◆ Direction ◆
Scan the data below. Pull out each line where "work" occurs.

◆ Extracted records ◆
────

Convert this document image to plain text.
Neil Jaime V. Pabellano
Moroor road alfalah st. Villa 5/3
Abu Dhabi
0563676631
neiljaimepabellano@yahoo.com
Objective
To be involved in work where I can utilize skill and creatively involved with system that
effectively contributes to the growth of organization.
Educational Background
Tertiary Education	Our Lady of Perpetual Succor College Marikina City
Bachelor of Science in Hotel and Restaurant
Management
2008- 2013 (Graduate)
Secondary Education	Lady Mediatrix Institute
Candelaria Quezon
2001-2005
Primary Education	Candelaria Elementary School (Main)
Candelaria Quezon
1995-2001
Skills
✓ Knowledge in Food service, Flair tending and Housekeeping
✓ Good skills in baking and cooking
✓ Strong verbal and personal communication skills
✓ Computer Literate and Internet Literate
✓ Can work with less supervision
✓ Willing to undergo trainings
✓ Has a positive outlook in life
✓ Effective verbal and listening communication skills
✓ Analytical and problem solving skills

────

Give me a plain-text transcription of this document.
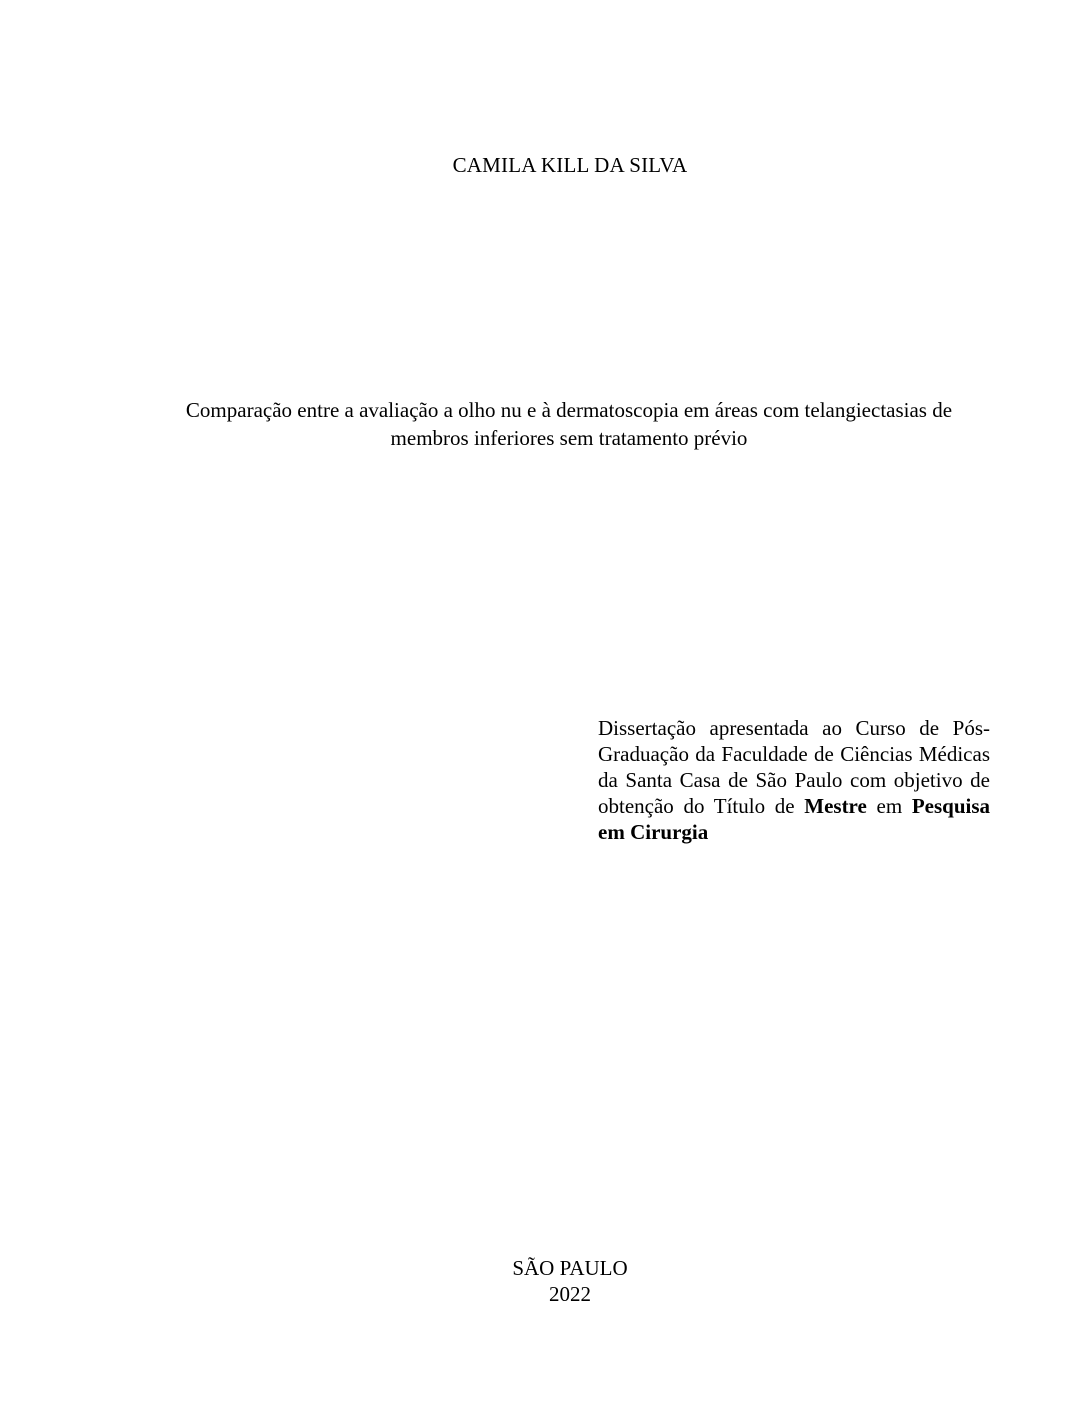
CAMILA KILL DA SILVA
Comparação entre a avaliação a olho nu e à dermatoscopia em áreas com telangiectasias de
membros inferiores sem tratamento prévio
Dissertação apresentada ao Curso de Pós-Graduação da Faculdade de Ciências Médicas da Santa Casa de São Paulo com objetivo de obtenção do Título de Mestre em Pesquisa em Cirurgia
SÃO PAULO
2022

────

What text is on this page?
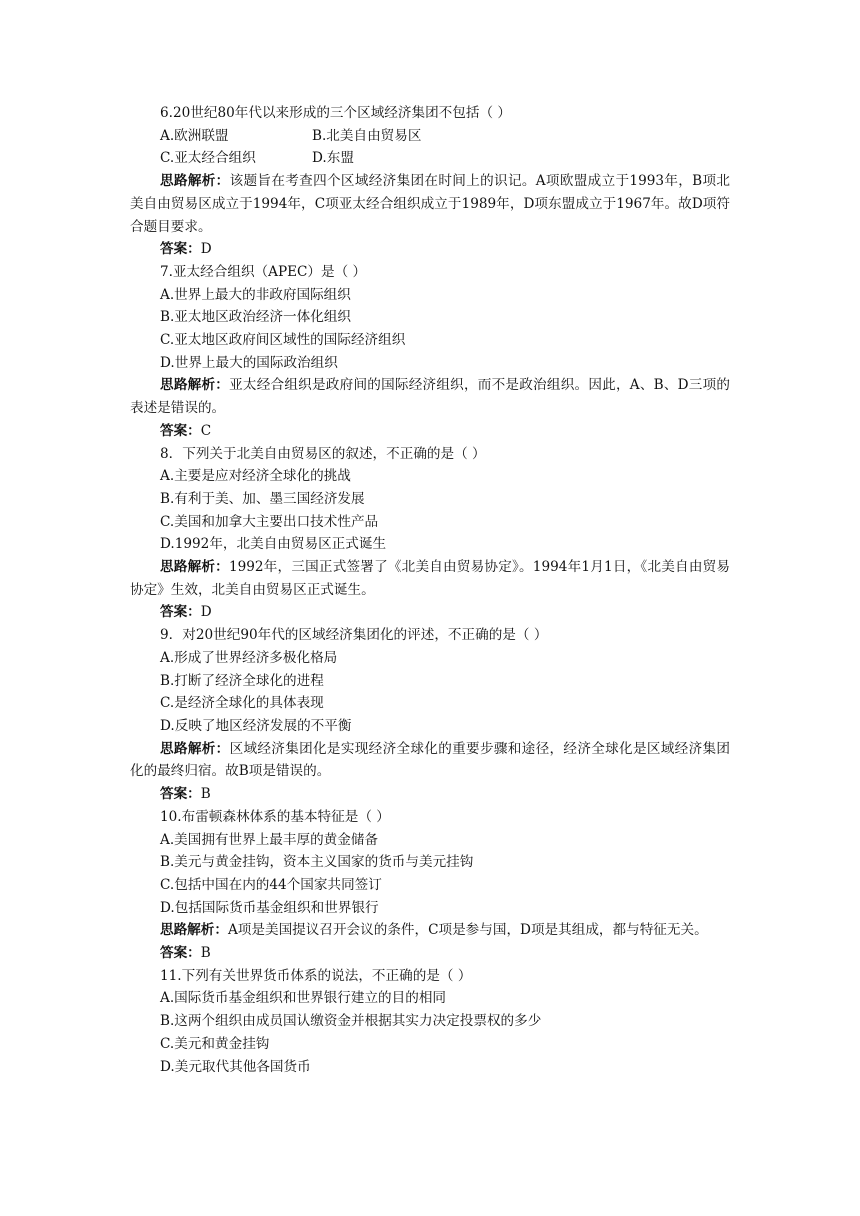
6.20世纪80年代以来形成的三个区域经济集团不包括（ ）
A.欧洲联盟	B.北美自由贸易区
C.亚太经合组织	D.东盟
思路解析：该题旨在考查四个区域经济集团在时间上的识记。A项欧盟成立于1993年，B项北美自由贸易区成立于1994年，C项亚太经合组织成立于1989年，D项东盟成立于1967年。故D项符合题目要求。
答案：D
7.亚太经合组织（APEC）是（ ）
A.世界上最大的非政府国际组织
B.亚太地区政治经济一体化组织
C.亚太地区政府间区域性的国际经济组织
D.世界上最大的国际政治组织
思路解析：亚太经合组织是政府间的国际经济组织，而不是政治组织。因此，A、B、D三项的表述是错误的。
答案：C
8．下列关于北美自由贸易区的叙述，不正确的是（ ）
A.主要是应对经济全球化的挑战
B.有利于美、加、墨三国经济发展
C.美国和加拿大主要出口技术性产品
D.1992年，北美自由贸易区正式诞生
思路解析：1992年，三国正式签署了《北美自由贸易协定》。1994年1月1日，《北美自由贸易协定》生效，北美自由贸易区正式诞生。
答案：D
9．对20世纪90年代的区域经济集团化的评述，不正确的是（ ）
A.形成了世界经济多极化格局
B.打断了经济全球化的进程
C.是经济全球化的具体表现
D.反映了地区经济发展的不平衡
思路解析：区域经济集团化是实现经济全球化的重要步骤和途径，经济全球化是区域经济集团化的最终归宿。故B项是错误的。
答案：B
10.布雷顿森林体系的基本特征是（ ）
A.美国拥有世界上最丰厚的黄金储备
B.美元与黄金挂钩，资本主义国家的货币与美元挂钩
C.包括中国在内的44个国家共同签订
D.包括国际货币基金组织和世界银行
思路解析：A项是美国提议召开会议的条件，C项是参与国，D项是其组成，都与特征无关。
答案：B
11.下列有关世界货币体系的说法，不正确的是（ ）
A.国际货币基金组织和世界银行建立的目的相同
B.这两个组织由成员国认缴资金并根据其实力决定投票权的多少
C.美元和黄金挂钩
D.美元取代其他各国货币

────

◆ Written reply ◆
To be involved in work where I can utilize skill and creatively involved with system that
✓ Can work with less supervision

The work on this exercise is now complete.